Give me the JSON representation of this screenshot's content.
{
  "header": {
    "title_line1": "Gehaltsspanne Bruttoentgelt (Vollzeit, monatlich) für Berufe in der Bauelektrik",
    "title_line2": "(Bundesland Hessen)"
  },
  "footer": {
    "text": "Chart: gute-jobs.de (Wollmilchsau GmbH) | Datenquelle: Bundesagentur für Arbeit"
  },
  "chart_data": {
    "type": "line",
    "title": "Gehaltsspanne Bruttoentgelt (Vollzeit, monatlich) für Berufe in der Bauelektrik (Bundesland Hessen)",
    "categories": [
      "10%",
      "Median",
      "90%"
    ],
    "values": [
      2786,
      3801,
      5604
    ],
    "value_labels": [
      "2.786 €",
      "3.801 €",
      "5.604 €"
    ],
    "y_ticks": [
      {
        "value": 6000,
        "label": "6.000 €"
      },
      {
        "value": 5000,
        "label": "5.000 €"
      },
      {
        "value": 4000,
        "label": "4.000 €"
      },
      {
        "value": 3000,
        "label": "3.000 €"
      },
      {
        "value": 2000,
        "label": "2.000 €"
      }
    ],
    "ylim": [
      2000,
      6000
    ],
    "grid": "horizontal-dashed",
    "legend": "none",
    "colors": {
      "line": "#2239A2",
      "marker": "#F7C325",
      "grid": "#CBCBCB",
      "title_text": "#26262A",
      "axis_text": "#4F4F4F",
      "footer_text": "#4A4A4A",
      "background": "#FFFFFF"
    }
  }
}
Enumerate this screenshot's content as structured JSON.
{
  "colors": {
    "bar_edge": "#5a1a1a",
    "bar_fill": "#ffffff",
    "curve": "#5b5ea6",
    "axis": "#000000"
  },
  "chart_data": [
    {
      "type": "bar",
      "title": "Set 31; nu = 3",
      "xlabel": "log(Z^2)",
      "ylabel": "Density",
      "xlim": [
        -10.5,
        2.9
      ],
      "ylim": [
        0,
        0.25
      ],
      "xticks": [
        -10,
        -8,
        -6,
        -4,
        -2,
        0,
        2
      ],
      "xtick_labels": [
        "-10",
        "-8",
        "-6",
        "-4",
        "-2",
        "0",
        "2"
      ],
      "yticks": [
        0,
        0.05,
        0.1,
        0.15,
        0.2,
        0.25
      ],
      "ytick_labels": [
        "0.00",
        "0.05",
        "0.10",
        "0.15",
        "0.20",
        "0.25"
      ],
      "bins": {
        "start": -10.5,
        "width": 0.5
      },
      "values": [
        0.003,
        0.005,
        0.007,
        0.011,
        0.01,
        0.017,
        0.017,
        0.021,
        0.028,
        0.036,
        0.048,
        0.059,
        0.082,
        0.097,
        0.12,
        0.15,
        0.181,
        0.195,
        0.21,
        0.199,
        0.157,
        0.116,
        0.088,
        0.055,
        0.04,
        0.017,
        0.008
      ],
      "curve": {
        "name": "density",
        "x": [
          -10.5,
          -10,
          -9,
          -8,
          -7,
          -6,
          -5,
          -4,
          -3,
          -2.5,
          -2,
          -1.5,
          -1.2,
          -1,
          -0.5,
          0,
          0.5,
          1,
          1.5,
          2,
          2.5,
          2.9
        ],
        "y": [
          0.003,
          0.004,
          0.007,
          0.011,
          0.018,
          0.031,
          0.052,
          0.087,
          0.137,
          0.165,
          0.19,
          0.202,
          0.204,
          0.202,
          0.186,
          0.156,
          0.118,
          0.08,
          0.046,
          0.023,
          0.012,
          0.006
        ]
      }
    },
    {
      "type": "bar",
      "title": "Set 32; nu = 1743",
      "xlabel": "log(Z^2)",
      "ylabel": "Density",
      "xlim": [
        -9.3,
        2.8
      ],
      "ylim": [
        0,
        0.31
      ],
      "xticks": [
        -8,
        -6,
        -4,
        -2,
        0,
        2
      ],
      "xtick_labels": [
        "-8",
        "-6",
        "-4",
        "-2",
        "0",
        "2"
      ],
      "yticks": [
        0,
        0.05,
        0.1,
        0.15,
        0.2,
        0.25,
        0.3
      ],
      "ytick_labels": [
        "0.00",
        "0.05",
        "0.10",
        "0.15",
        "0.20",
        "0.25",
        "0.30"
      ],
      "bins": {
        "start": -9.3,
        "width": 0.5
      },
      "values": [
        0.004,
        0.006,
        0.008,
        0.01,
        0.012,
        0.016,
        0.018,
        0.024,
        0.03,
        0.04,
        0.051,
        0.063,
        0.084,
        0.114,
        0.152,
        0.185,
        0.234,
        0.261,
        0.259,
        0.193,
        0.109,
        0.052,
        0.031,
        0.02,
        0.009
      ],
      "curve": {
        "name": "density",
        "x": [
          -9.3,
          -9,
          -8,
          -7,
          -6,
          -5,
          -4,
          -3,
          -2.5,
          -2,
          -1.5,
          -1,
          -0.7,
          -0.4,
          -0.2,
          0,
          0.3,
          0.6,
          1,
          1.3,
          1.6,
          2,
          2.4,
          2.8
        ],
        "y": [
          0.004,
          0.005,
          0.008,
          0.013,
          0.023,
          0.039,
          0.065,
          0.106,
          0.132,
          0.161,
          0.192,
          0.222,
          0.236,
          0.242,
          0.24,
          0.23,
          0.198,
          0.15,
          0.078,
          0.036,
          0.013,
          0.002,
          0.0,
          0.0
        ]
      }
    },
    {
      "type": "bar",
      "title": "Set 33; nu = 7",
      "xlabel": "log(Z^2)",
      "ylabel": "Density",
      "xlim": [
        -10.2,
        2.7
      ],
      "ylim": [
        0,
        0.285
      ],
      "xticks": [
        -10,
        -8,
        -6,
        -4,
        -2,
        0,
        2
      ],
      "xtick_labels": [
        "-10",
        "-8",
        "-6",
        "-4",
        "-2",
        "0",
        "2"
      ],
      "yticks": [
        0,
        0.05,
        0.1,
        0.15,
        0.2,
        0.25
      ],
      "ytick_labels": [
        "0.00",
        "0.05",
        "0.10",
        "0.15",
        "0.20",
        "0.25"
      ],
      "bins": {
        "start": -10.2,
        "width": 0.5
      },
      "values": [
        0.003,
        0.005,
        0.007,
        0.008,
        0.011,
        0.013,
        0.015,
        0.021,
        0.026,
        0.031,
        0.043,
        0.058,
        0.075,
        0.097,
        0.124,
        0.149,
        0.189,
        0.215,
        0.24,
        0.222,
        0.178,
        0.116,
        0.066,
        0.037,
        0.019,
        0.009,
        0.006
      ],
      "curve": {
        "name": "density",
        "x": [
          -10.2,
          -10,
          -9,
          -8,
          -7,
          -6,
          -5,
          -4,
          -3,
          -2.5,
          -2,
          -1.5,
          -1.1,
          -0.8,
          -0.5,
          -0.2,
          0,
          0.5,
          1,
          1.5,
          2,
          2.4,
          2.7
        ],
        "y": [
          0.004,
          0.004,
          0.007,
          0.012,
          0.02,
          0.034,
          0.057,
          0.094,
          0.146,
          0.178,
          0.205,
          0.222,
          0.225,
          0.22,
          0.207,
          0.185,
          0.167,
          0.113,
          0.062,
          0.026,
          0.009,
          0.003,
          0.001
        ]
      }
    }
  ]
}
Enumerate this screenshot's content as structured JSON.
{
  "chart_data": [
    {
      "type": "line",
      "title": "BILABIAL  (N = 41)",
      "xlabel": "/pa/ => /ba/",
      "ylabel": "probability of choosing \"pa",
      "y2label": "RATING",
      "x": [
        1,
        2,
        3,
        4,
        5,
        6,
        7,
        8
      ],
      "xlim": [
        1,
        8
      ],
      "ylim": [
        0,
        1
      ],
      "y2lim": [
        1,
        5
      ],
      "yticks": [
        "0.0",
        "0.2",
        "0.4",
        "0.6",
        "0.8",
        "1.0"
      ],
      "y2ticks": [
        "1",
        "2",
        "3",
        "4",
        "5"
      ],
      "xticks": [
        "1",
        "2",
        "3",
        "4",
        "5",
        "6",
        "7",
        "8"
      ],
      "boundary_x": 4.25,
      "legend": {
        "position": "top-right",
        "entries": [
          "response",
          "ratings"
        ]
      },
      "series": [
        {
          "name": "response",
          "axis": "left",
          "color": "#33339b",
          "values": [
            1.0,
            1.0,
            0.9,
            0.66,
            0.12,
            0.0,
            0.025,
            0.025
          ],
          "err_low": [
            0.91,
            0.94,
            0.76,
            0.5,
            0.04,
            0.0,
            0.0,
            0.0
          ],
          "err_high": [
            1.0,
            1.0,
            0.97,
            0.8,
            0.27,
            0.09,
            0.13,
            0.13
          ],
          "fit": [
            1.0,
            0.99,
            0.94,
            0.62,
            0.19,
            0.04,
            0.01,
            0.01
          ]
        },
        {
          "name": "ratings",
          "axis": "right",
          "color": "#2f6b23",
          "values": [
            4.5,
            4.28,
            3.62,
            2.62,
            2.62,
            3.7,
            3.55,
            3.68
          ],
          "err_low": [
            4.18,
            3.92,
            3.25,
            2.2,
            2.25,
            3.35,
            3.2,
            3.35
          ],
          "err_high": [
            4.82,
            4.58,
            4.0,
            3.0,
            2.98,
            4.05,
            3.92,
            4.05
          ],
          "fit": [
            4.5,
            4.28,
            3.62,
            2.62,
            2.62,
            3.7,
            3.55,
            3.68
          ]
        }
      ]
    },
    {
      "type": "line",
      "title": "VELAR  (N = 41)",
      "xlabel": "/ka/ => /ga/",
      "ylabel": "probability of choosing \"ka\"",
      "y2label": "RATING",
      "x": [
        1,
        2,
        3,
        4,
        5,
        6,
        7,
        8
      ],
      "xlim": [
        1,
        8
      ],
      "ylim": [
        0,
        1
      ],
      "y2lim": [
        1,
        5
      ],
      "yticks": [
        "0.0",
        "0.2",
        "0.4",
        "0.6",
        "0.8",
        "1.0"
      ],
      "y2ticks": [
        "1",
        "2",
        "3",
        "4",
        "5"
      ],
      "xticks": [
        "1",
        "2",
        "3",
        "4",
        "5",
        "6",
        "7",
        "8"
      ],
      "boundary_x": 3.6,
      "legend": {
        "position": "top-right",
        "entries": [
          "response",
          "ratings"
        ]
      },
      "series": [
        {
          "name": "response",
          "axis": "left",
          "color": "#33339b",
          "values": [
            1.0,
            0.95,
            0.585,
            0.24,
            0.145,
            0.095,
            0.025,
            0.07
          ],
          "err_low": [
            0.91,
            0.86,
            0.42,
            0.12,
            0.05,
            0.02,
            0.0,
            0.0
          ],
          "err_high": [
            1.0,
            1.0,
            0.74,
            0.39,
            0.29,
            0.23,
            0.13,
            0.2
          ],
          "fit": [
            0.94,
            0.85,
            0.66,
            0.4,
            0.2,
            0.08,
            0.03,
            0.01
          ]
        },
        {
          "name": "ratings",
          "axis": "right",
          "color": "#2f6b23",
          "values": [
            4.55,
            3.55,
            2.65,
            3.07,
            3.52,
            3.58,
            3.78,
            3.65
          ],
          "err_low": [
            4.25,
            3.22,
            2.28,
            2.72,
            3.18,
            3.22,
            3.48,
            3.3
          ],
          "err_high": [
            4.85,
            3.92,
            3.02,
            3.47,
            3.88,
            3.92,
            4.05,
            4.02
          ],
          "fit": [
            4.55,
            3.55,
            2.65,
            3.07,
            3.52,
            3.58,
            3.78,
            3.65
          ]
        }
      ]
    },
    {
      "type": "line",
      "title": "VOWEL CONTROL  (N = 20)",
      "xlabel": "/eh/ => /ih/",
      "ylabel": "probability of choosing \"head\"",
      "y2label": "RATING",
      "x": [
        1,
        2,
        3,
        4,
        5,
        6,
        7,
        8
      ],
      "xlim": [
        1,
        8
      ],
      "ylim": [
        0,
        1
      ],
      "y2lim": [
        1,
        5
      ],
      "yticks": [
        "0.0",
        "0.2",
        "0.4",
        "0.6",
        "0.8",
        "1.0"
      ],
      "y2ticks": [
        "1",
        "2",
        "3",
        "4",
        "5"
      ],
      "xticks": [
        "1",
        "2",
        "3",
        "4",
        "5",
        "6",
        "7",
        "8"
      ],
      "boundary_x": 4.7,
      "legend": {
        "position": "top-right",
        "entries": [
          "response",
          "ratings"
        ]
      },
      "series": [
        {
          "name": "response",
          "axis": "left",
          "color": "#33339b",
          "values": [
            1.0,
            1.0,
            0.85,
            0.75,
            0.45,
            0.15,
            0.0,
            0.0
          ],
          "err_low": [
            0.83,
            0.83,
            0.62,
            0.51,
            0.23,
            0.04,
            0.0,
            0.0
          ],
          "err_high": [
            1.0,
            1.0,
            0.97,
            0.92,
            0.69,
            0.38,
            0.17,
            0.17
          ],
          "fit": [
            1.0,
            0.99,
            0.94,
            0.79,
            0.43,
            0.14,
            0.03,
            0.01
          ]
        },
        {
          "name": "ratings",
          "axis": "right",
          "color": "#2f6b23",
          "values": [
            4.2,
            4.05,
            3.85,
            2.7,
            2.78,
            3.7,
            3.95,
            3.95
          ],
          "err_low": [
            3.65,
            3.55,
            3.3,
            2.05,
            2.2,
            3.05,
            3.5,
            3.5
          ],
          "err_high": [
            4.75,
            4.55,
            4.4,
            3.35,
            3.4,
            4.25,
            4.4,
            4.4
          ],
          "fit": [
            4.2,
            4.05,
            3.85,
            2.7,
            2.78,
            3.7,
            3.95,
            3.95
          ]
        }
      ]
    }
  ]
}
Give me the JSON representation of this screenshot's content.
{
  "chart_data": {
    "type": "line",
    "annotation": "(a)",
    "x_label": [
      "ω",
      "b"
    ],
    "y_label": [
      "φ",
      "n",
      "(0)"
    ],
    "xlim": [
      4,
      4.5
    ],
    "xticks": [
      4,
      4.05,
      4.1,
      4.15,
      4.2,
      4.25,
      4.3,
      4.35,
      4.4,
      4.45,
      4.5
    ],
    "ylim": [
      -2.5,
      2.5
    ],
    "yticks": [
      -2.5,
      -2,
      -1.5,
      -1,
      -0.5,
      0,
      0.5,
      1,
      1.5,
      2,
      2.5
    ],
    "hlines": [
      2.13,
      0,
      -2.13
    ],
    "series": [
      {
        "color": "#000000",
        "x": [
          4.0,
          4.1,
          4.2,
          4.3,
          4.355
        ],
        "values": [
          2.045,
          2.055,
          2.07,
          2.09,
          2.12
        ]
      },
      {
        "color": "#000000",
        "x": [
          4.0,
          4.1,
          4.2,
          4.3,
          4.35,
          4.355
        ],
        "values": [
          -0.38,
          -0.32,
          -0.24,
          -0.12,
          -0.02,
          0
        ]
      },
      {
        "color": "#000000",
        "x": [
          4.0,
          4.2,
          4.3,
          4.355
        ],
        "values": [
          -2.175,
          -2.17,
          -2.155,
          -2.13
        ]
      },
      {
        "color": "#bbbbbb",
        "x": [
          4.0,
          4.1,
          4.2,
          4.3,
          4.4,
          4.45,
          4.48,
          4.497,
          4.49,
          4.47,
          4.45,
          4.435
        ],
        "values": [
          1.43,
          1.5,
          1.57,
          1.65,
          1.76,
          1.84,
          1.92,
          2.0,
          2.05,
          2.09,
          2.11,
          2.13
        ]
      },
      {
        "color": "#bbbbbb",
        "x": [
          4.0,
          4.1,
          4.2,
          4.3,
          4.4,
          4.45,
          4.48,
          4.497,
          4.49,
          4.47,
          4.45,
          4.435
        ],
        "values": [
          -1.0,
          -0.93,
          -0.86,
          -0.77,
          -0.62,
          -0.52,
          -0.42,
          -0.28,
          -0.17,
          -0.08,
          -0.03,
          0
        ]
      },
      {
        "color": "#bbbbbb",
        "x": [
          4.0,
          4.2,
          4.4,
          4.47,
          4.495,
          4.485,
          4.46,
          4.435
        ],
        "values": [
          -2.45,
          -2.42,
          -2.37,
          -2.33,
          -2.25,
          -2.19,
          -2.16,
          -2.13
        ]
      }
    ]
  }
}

::::::::::

TASK STATEMENT: Copy each line that holds the word "probability".

FINAL RESULT:
      "ylabel": "probability of choosing \"pa",
      "ylabel": "probability of choosing \"ka\"",
      "ylabel": "probability of choosing \"head\"",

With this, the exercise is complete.